[SHORT TASK]
Your task is to restate the data word for word.

Dataset items:
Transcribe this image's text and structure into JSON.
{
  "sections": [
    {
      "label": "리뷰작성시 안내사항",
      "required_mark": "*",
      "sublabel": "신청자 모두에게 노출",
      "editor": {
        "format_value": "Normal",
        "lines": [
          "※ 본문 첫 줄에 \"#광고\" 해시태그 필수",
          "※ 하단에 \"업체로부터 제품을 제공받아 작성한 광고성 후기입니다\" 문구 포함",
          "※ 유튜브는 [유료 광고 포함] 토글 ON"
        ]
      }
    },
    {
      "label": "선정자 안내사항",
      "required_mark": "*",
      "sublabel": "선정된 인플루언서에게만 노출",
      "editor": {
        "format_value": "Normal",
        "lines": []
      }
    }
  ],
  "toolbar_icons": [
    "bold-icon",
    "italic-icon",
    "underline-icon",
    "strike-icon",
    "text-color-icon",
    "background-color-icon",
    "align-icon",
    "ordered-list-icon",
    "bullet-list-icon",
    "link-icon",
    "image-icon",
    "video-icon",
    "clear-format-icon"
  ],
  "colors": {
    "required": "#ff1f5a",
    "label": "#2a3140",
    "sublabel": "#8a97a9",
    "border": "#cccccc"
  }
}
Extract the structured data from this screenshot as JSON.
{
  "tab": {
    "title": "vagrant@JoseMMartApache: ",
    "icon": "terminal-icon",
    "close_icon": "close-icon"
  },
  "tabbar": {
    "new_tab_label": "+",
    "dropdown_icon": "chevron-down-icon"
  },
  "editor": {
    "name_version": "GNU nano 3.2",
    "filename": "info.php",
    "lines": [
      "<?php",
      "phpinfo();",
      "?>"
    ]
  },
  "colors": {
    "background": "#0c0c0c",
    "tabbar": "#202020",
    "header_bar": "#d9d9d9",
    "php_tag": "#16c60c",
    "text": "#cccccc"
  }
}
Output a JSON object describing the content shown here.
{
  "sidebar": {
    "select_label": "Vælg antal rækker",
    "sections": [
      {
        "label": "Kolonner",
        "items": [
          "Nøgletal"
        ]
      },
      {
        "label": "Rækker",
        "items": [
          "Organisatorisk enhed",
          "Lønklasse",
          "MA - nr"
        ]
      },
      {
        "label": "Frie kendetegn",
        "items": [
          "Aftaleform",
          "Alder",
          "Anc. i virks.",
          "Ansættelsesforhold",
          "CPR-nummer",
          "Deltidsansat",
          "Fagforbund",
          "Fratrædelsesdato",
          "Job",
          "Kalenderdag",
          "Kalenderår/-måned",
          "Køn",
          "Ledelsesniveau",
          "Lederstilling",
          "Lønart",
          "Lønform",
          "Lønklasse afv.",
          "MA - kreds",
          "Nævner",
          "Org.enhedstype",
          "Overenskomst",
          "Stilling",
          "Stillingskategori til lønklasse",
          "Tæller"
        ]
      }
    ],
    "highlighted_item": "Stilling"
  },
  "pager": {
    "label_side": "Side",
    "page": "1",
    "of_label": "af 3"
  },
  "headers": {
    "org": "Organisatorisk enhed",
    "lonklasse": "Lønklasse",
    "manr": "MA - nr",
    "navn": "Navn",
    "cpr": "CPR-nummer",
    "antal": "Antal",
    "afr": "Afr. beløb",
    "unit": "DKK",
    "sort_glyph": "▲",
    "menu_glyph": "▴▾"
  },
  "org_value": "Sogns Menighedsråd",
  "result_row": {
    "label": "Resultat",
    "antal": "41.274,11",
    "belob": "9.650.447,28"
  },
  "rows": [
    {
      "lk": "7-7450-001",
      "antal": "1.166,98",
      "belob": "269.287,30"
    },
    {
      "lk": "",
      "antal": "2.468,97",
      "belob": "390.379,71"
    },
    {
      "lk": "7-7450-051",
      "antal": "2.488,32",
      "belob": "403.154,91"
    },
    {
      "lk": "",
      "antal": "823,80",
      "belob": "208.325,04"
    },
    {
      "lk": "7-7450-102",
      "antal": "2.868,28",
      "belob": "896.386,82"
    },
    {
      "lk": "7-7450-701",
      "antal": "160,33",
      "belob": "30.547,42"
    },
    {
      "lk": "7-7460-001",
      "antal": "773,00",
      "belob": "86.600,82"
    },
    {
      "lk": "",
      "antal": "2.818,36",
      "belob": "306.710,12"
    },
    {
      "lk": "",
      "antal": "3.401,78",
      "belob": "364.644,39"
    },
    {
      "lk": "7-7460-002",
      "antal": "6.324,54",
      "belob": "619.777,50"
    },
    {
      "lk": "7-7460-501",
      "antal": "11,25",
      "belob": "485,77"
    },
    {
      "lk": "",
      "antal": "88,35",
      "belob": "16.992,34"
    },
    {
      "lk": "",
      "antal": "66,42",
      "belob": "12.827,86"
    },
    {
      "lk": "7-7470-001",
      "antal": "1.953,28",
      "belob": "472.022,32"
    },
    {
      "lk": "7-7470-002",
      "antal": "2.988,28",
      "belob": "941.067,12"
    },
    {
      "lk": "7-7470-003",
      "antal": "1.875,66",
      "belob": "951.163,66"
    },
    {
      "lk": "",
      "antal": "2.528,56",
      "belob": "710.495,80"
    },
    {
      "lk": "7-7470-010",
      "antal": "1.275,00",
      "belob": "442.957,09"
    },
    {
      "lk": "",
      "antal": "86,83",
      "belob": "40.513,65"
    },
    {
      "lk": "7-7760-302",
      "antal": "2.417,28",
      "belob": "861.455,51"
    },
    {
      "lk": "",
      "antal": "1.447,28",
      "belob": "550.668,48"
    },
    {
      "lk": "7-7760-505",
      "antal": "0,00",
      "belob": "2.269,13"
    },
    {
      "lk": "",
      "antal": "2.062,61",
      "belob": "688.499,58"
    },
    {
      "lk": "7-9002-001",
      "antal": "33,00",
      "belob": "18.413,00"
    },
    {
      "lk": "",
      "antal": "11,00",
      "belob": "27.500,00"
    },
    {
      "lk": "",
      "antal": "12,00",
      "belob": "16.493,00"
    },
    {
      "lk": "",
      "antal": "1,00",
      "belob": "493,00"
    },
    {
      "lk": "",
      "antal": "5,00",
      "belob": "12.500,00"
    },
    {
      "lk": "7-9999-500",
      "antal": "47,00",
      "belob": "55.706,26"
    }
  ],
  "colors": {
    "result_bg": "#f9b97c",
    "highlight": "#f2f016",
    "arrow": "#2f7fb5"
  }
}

[WRITTEN SOLUTION]
Transcribe this image's text and structure into JSON.
{
  "sections": [
    {
      "label": "리뷰작성시 안내사항",
      "required_mark": "*",
      "sublabel": "신청자 모두에게 노출",
      "editor": {
        "format_value": "Normal",
        "lines": [
          "※ 본문 첫 줄에 \"#광고\" 해시태그 필수",
          "※ 하단에 \"업체로부터 제품을 제공받아 작성한 광고성 후기입니다\" 문구 포함",
          "※ 유튜브는 [유료 광고 포함] 토글 ON"
        ]
      }
    },
    {
      "label": "선정자 안내사항",
      "required_mark": "*",
      "sublabel": "선정된 인플루언서에게만 노출",
      "editor": {
        "format_value": "Normal",
        "lines": []
      }
    }
  ],
  "toolbar_icons": [
    "bold-icon",
    "italic-icon",
    "underline-icon",
    "strike-icon",
    "text-color-icon",
    "background-color-icon",
    "align-icon",
    "ordered-list-icon",
    "bullet-list-icon",
    "link-icon",
    "image-icon",
    "video-icon",
    "clear-format-icon"
  ],
  "colors": {
    "required": "#ff1f5a",
    "label": "#2a3140",
    "sublabel": "#8a97a9",
    "border": "#cccccc"
  }
}
Extract the structured data from this screenshot as JSON.
{
  "tab": {
    "title": "vagrant@JoseMMartApache: ",
    "icon": "terminal-icon",
    "close_icon": "close-icon"
  },
  "tabbar": {
    "new_tab_label": "+",
    "dropdown_icon": "chevron-down-icon"
  },
  "editor": {
    "name_version": "GNU nano 3.2",
    "filename": "info.php",
    "lines": [
      "<?php",
      "phpinfo();",
      "?>"
    ]
  },
  "colors": {
    "background": "#0c0c0c",
    "tabbar": "#202020",
    "header_bar": "#d9d9d9",
    "php_tag": "#16c60c",
    "text": "#cccccc"
  }
}
Output a JSON object describing the content shown here.
{
  "sidebar": {
    "select_label": "Vælg antal rækker",
    "sections": [
      {
        "label": "Kolonner",
        "items": [
          "Nøgletal"
        ]
      },
      {
        "label": "Rækker",
        "items": [
          "Organisatorisk enhed",
          "Lønklasse",
          "MA - nr"
        ]
      },
      {
        "label": "Frie kendetegn",
        "items": [
          "Aftaleform",
          "Alder",
          "Anc. i virks.",
          "Ansættelsesforhold",
          "CPR-nummer",
          "Deltidsansat",
          "Fagforbund",
          "Fratrædelsesdato",
          "Job",
          "Kalenderdag",
          "Kalenderår/-måned",
          "Køn",
          "Ledelsesniveau",
          "Lederstilling",
          "Lønart",
          "Lønform",
          "Lønklasse afv.",
          "MA - kreds",
          "Nævner",
          "Org.enhedstype",
          "Overenskomst",
          "Stilling",
          "Stillingskategori til lønklasse",
          "Tæller"
        ]
      }
    ],
    "highlighted_item": "Stilling"
  },
  "pager": {
    "label_side": "Side",
    "page": "1",
    "of_label": "af 3"
  },
  "headers": {
    "org": "Organisatorisk enhed",
    "lonklasse": "Lønklasse",
    "manr": "MA - nr",
    "navn": "Navn",
    "cpr": "CPR-nummer",
    "antal": "Antal",
    "afr": "Afr. beløb",
    "unit": "DKK",
    "sort_glyph": "▲",
    "menu_glyph": "▴▾"
  },
  "org_value": "Sogns Menighedsråd",
  "result_row": {
    "label": "Resultat",
    "antal": "41.274,11",
    "belob": "9.650.447,28"
  },
  "rows": [
    {
      "lk": "7-7450-001",
      "antal": "1.166,98",
      "belob": "269.287,30"
    },
    {
      "lk": "",
      "antal": "2.468,97",
      "belob": "390.379,71"
    },
    {
      "lk": "7-7450-051",
      "antal": "2.488,32",
      "belob": "403.154,91"
    },
    {
      "lk": "",
      "antal": "823,80",
      "belob": "208.325,04"
    },
    {
      "lk": "7-7450-102",
      "antal": "2.868,28",
      "belob": "896.386,82"
    },
    {
      "lk": "7-7450-701",
      "antal": "160,33",
      "belob": "30.547,42"
    },
    {
      "lk": "7-7460-001",
      "antal": "773,00",
      "belob": "86.600,82"
    },
    {
      "lk": "",
      "antal": "2.818,36",
      "belob": "306.710,12"
    },
    {
      "lk": "",
      "antal": "3.401,78",
      "belob": "364.644,39"
    },
    {
      "lk": "7-7460-002",
      "antal": "6.324,54",
      "belob": "619.777,50"
    },
    {
      "lk": "7-7460-501",
      "antal": "11,25",
      "belob": "485,77"
    },
    {
      "lk": "",
      "antal": "88,35",
      "belob": "16.992,34"
    },
    {
      "lk": "",
      "antal": "66,42",
      "belob": "12.827,86"
    },
    {
      "lk": "7-7470-001",
      "antal": "1.953,28",
      "belob": "472.022,32"
    },
    {
      "lk": "7-7470-002",
      "antal": "2.988,28",
      "belob": "941.067,12"
    },
    {
      "lk": "7-7470-003",
      "antal": "1.875,66",
      "belob": "951.163,66"
    },
    {
      "lk": "",
      "antal": "2.528,56",
      "belob": "710.495,80"
    },
    {
      "lk": "7-7470-010",
      "antal": "1.275,00",
      "belob": "442.957,09"
    },
    {
      "lk": "",
      "antal": "86,83",
      "belob": "40.513,65"
    },
    {
      "lk": "7-7760-302",
      "antal": "2.417,28",
      "belob": "861.455,51"
    },
    {
      "lk": "",
      "antal": "1.447,28",
      "belob": "550.668,48"
    },
    {
      "lk": "7-7760-505",
      "antal": "0,00",
      "belob": "2.269,13"
    },
    {
      "lk": "",
      "antal": "2.062,61",
      "belob": "688.499,58"
    },
    {
      "lk": "7-9002-001",
      "antal": "33,00",
      "belob": "18.413,00"
    },
    {
      "lk": "",
      "antal": "11,00",
      "belob": "27.500,00"
    },
    {
      "lk": "",
      "antal": "12,00",
      "belob": "16.493,00"
    },
    {
      "lk": "",
      "antal": "1,00",
      "belob": "493,00"
    },
    {
      "lk": "",
      "antal": "5,00",
      "belob": "12.500,00"
    },
    {
      "lk": "7-9999-500",
      "antal": "47,00",
      "belob": "55.706,26"
    }
  ],
  "colors": {
    "result_bg": "#f9b97c",
    "highlight": "#f2f016",
    "arrow": "#2f7fb5"
  }
}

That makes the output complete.